SET OF TASKS |
A: Answer these questions from the Keystatic guide:
(i) In which file formats does Keystatic store content?
(ii) What is the name of Keystatic's official Astro integration?
(iii) Against which Astro version is the guide written?
B: Repeat word for word the stretch of the Keystatic guide from "Step-by-step guide to" through "on both sides.".

SUPPLIED TEXT |
— BEGIN —

Step-by-step guide to integrating Keystatic with your Astro website.

How to Use Keystatic with Astro: Complete Guide

Keystatic is a git-based CMS that stores your content directly in your repository as Markdown, Markdoc, JSON, or YAML files. There is no external database, no third-party API, and no monthly bill. You get a clean admin UI for editing content, and everything commits straight to your repo. For solo developers and small teams that already use Git, this is the most straightforward CMS setup you can get with Astro.

The Astro team documents Keystatic as a first-class CMS option, and Keystatic ships an official @keystatic/astro integration, so the setup is well supported on both sides.

This guide is written against Astro 6 and the current Keystatic packages. If you are still on an older Astro version, note that a few APIs changed in Astro 5 and 6 (covered in the Common Errors section below).

— END —

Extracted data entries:
— BEGIN —

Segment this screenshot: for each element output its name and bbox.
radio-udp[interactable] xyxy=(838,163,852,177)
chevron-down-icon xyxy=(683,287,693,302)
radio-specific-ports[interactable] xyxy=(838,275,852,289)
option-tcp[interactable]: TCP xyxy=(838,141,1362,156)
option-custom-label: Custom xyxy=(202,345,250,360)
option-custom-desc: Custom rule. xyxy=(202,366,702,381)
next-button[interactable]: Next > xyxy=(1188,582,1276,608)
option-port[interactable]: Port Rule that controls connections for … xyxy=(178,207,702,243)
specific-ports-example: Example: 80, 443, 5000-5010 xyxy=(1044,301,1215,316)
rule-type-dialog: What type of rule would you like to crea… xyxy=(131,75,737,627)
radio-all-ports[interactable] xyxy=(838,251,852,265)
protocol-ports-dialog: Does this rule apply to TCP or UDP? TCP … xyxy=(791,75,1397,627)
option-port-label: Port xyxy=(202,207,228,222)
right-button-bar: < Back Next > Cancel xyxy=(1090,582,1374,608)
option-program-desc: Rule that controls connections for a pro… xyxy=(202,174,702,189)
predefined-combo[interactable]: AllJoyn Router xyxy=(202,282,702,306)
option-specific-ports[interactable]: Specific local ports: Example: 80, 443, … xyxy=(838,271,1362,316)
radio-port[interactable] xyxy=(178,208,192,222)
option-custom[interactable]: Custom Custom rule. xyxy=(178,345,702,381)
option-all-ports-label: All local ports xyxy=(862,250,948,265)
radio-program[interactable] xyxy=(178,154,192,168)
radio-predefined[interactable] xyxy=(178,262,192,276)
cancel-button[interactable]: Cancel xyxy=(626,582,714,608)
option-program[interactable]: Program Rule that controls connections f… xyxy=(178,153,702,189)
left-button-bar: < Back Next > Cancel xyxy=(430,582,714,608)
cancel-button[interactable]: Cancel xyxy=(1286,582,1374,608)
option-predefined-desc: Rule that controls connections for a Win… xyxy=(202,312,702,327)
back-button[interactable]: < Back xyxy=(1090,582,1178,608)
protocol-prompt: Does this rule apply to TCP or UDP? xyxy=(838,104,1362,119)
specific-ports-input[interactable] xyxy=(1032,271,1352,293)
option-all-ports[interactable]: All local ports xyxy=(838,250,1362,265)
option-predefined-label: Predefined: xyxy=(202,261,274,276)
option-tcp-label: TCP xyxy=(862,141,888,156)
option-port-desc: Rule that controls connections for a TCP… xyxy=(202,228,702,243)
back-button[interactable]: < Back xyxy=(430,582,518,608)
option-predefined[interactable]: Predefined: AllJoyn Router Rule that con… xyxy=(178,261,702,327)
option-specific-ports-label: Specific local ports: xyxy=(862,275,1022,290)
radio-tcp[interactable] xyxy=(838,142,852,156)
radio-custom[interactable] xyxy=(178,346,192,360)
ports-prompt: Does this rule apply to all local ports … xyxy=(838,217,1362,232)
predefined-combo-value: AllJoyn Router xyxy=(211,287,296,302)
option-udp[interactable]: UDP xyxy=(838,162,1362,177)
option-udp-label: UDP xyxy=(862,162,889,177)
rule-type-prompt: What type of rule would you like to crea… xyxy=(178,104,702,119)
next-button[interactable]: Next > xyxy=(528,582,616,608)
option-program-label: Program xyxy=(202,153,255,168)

— END —

WRITTEN RESPONSES |
A:
(i) Markdown, Markdoc, JSON, or YAML
(ii) @keystatic/astro
(iii) Astro 6

B:
Step-by-step guide to integrating Keystatic with your Astro website.

How to Use Keystatic with Astro: Complete Guide

Keystatic is a git-based CMS that stores your content directly in your repository as Markdown, Markdoc, JSON, or YAML files. There is no external database, no third-party API, and no monthly bill. You get a clean admin UI for editing content, and everything commits straight to your repo. For solo developers and small teams that already use Git, this is the most straightforward CMS setup you can get with Astro.

The Astro team documents Keystatic as a first-class CMS option, and Keystatic ships an official @keystatic/astro integration, so the setup is well supported on both sides.